* **INFORMATION SUPPLIED**:
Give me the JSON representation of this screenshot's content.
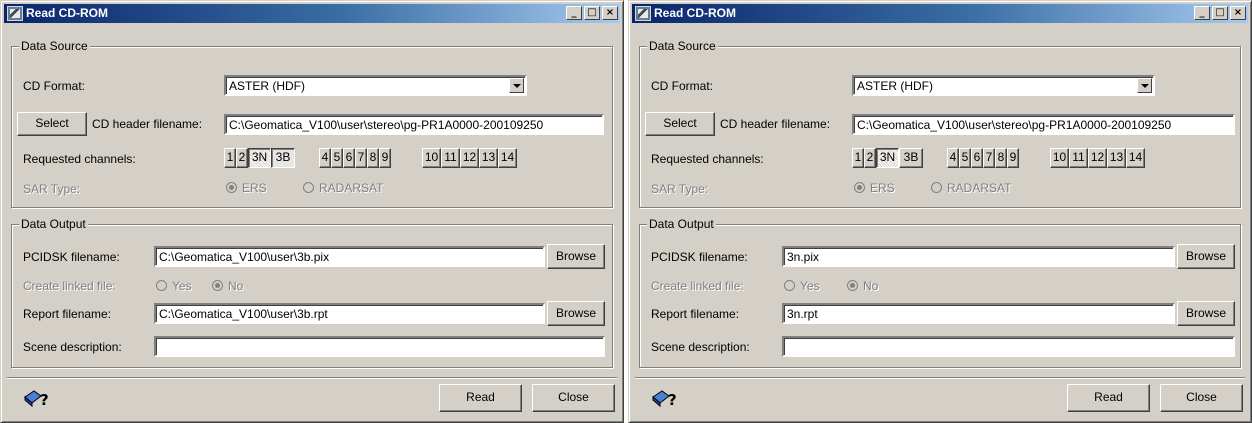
{
  "windows": [
    {
      "title": "Read CD-ROM",
      "data_source": {
        "group_label": "Data Source",
        "cd_format_label": "CD Format:",
        "cd_format_value": "ASTER (HDF)",
        "select_button": "Select",
        "cd_header_label": "CD header filename:",
        "cd_header_value": "C:\\Geomatica_V100\\user\\stereo\\pg-PR1A0000-200109250",
        "requested_channels_label": "Requested channels:",
        "channels": [
          {
            "label": "1",
            "selected": false
          },
          {
            "label": "2",
            "selected": false
          },
          {
            "label": "3N",
            "selected": true,
            "pattern": true
          },
          {
            "label": "3B",
            "selected": true,
            "pattern": false
          },
          {
            "label": "4",
            "selected": false
          },
          {
            "label": "5",
            "selected": false
          },
          {
            "label": "6",
            "selected": false
          },
          {
            "label": "7",
            "selected": false
          },
          {
            "label": "8",
            "selected": false
          },
          {
            "label": "9",
            "selected": false
          },
          {
            "label": "10",
            "selected": false
          },
          {
            "label": "11",
            "selected": false
          },
          {
            "label": "12",
            "selected": false
          },
          {
            "label": "13",
            "selected": false
          },
          {
            "label": "14",
            "selected": false
          }
        ],
        "sar_type_label": "SAR Type:",
        "sar_options": [
          "ERS",
          "RADARSAT"
        ],
        "sar_selected": "ERS"
      },
      "data_output": {
        "group_label": "Data Output",
        "pcidsk_label": "PCIDSK filename:",
        "pcidsk_value": "C:\\Geomatica_V100\\user\\3b.pix",
        "browse_label": "Browse",
        "linked_label": "Create linked file:",
        "linked_options": [
          "Yes",
          "No"
        ],
        "linked_selected": "No",
        "report_label": "Report filename:",
        "report_value": "C:\\Geomatica_V100\\user\\3b.rpt",
        "scene_label": "Scene description:",
        "scene_value": ""
      },
      "footer": {
        "read_label": "Read",
        "close_label": "Close",
        "help_icon": "help-book-icon"
      }
    },
    {
      "title": "Read CD-ROM",
      "data_source": {
        "group_label": "Data Source",
        "cd_format_label": "CD Format:",
        "cd_format_value": "ASTER (HDF)",
        "select_button": "Select",
        "cd_header_label": "CD header filename:",
        "cd_header_value": "C:\\Geomatica_V100\\user\\stereo\\pg-PR1A0000-200109250",
        "requested_channels_label": "Requested channels:",
        "channels": [
          {
            "label": "1",
            "selected": false
          },
          {
            "label": "2",
            "selected": false
          },
          {
            "label": "3N",
            "selected": true,
            "pattern": true
          },
          {
            "label": "3B",
            "selected": false
          },
          {
            "label": "4",
            "selected": false
          },
          {
            "label": "5",
            "selected": false
          },
          {
            "label": "6",
            "selected": false
          },
          {
            "label": "7",
            "selected": false
          },
          {
            "label": "8",
            "selected": false
          },
          {
            "label": "9",
            "selected": false
          },
          {
            "label": "10",
            "selected": false
          },
          {
            "label": "11",
            "selected": false
          },
          {
            "label": "12",
            "selected": false
          },
          {
            "label": "13",
            "selected": false
          },
          {
            "label": "14",
            "selected": false
          }
        ],
        "sar_type_label": "SAR Type:",
        "sar_options": [
          "ERS",
          "RADARSAT"
        ],
        "sar_selected": "ERS"
      },
      "data_output": {
        "group_label": "Data Output",
        "pcidsk_label": "PCIDSK filename:",
        "pcidsk_value": "3n.pix",
        "browse_label": "Browse",
        "linked_label": "Create linked file:",
        "linked_options": [
          "Yes",
          "No"
        ],
        "linked_selected": "No",
        "report_label": "Report filename:",
        "report_value": "3n.rpt",
        "scene_label": "Scene description:",
        "scene_value": ""
      },
      "footer": {
        "read_label": "Read",
        "close_label": "Close",
        "help_icon": "help-book-icon"
      }
    }
  ]
}
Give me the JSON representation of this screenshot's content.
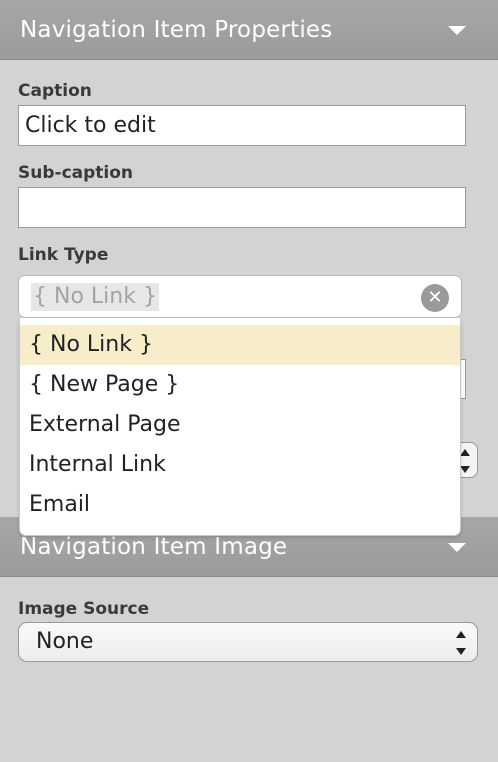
{
  "properties_panel": {
    "title": "Navigation Item Properties",
    "toggle_icon": "chevron-down-icon"
  },
  "caption": {
    "label": "Caption",
    "value": "Click to edit"
  },
  "subcaption": {
    "label": "Sub-caption",
    "value": ""
  },
  "link_type": {
    "label": "Link Type",
    "placeholder": "{ No Link }",
    "clear_icon": "clear-circle-x-icon",
    "options": [
      "{ No Link }",
      "{ New Page }",
      "External Page",
      "Internal Link",
      "Email"
    ],
    "highlighted_option": "{ No Link }"
  },
  "image_panel": {
    "title": "Navigation Item Image",
    "toggle_icon": "chevron-down-icon"
  },
  "image_source": {
    "label": "Image Source",
    "value": "None",
    "arrows_icon": "up-down-arrows-icon"
  },
  "colors": {
    "background": "#d3d3d3",
    "header": "#a1a1a1",
    "highlight": "#f8edcb"
  }
}
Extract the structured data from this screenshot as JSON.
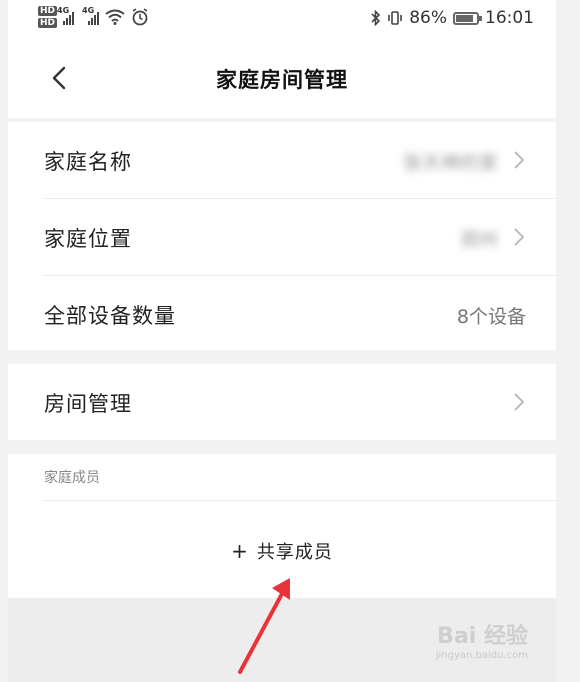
{
  "statusbar": {
    "network_badges": [
      "HD",
      "HD"
    ],
    "signal1_label": "4G",
    "signal2_label": "4G",
    "battery_text": "86%",
    "battery_level": 0.86,
    "time": "16:01"
  },
  "navbar": {
    "title": "家庭房间管理"
  },
  "rows": {
    "home_name": {
      "label": "家庭名称",
      "value": "张天神的家"
    },
    "home_location": {
      "label": "家庭位置",
      "value": "郑州"
    },
    "device_count": {
      "label": "全部设备数量",
      "value": "8个设备"
    },
    "room_manage": {
      "label": "房间管理"
    }
  },
  "members": {
    "section_label": "家庭成员",
    "share_button_plus": "+",
    "share_button_label": "共享成员"
  },
  "watermark": {
    "brand": "Bai 经验",
    "url": "jingyan.baidu.com"
  },
  "colors": {
    "arrow": "#e8333a",
    "background": "#ffffff",
    "section_gap": "#f3f3f3"
  }
}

* **WHAT TO PRODUCE**:
Would you set down the listing exactly, omitting pictures?

* **TASK OUTPUT**:
Give me the JSON representation of this screenshot's content.
{
  "windows": [
    {
      "title": "Read CD-ROM",
      "data_source": {
        "group_label": "Data Source",
        "cd_format_label": "CD Format:",
        "cd_format_value": "ASTER (HDF)",
        "select_button": "Select",
        "cd_header_label": "CD header filename:",
        "cd_header_value": "C:\\Geomatica_V100\\user\\stereo\\pg-PR1A0000-200109250",
        "requested_channels_label": "Requested channels:",
        "channels": [
          {
            "label": "1",
            "selected": false
          },
          {
            "label": "2",
            "selected": false
          },
          {
            "label": "3N",
            "selected": true,
            "pattern": true
          },
          {
            "label": "3B",
            "selected": true,
            "pattern": false
          },
          {
            "label": "4",
            "selected": false
          },
          {
            "label": "5",
            "selected": false
          },
          {
            "label": "6",
            "selected": false
          },
          {
            "label": "7",
            "selected": false
          },
          {
            "label": "8",
            "selected": false
          },
          {
            "label": "9",
            "selected": false
          },
          {
            "label": "10",
            "selected": false
          },
          {
            "label": "11",
            "selected": false
          },
          {
            "label": "12",
            "selected": false
          },
          {
            "label": "13",
            "selected": false
          },
          {
            "label": "14",
            "selected": false
          }
        ],
        "sar_type_label": "SAR Type:",
        "sar_options": [
          "ERS",
          "RADARSAT"
        ],
        "sar_selected": "ERS"
      },
      "data_output": {
        "group_label": "Data Output",
        "pcidsk_label": "PCIDSK filename:",
        "pcidsk_value": "C:\\Geomatica_V100\\user\\3b.pix",
        "browse_label": "Browse",
        "linked_label": "Create linked file:",
        "linked_options": [
          "Yes",
          "No"
        ],
        "linked_selected": "No",
        "report_label": "Report filename:",
        "report_value": "C:\\Geomatica_V100\\user\\3b.rpt",
        "scene_label": "Scene description:",
        "scene_value": ""
      },
      "footer": {
        "read_label": "Read",
        "close_label": "Close",
        "help_icon": "help-book-icon"
      }
    },
    {
      "title": "Read CD-ROM",
      "data_source": {
        "group_label": "Data Source",
        "cd_format_label": "CD Format:",
        "cd_format_value": "ASTER (HDF)",
        "select_button": "Select",
        "cd_header_label": "CD header filename:",
        "cd_header_value": "C:\\Geomatica_V100\\user\\stereo\\pg-PR1A0000-200109250",
        "requested_channels_label": "Requested channels:",
        "channels": [
          {
            "label": "1",
            "selected": false
          },
          {
            "label": "2",
            "selected": false
          },
          {
            "label": "3N",
            "selected": true,
            "pattern": true
          },
          {
            "label": "3B",
            "selected": false
          },
          {
            "label": "4",
            "selected": false
          },
          {
            "label": "5",
            "selected": false
          },
          {
            "label": "6",
            "selected": false
          },
          {
            "label": "7",
            "selected": false
          },
          {
            "label": "8",
            "selected": false
          },
          {
            "label": "9",
            "selected": false
          },
          {
            "label": "10",
            "selected": false
          },
          {
            "label": "11",
            "selected": false
          },
          {
            "label": "12",
            "selected": false
          },
          {
            "label": "13",
            "selected": false
          },
          {
            "label": "14",
            "selected": false
          }
        ],
        "sar_type_label": "SAR Type:",
        "sar_options": [
          "ERS",
          "RADARSAT"
        ],
        "sar_selected": "ERS"
      },
      "data_output": {
        "group_label": "Data Output",
        "pcidsk_label": "PCIDSK filename:",
        "pcidsk_value": "3n.pix",
        "browse_label": "Browse",
        "linked_label": "Create linked file:",
        "linked_options": [
          "Yes",
          "No"
        ],
        "linked_selected": "No",
        "report_label": "Report filename:",
        "report_value": "3n.rpt",
        "scene_label": "Scene description:",
        "scene_value": ""
      },
      "footer": {
        "read_label": "Read",
        "close_label": "Close",
        "help_icon": "help-book-icon"
      }
    }
  ]
}
Give me the JSON representation of this screenshot's content.
{
  "properties_panel": {
    "title": "Navigation Item Properties",
    "toggle_icon": "chevron-down-icon"
  },
  "caption": {
    "label": "Caption",
    "value": "Click to edit"
  },
  "subcaption": {
    "label": "Sub-caption",
    "value": ""
  },
  "link_type": {
    "label": "Link Type",
    "placeholder": "{ No Link }",
    "clear_icon": "clear-circle-x-icon",
    "options": [
      "{ No Link }",
      "{ New Page }",
      "External Page",
      "Internal Link",
      "Email"
    ],
    "highlighted_option": "{ No Link }"
  },
  "image_panel": {
    "title": "Navigation Item Image",
    "toggle_icon": "chevron-down-icon"
  },
  "image_source": {
    "label": "Image Source",
    "value": "None",
    "arrows_icon": "up-down-arrows-icon"
  },
  "colors": {
    "background": "#d3d3d3",
    "header": "#a1a1a1",
    "highlight": "#f8edcb"
  }
}
Extract the structured data from this screenshot as JSON.
{
  "statusbar": {
    "network_badges": [
      "HD",
      "HD"
    ],
    "signal1_label": "4G",
    "signal2_label": "4G",
    "battery_text": "86%",
    "battery_level": 0.86,
    "time": "16:01"
  },
  "navbar": {
    "title": "家庭房间管理"
  },
  "rows": {
    "home_name": {
      "label": "家庭名称",
      "value": "张天神的家"
    },
    "home_location": {
      "label": "家庭位置",
      "value": "郑州"
    },
    "device_count": {
      "label": "全部设备数量",
      "value": "8个设备"
    },
    "room_manage": {
      "label": "房间管理"
    }
  },
  "members": {
    "section_label": "家庭成员",
    "share_button_plus": "+",
    "share_button_label": "共享成员"
  },
  "watermark": {
    "brand": "Bai 经验",
    "url": "jingyan.baidu.com"
  },
  "colors": {
    "arrow": "#e8333a",
    "background": "#ffffff",
    "section_gap": "#f3f3f3"
  }
}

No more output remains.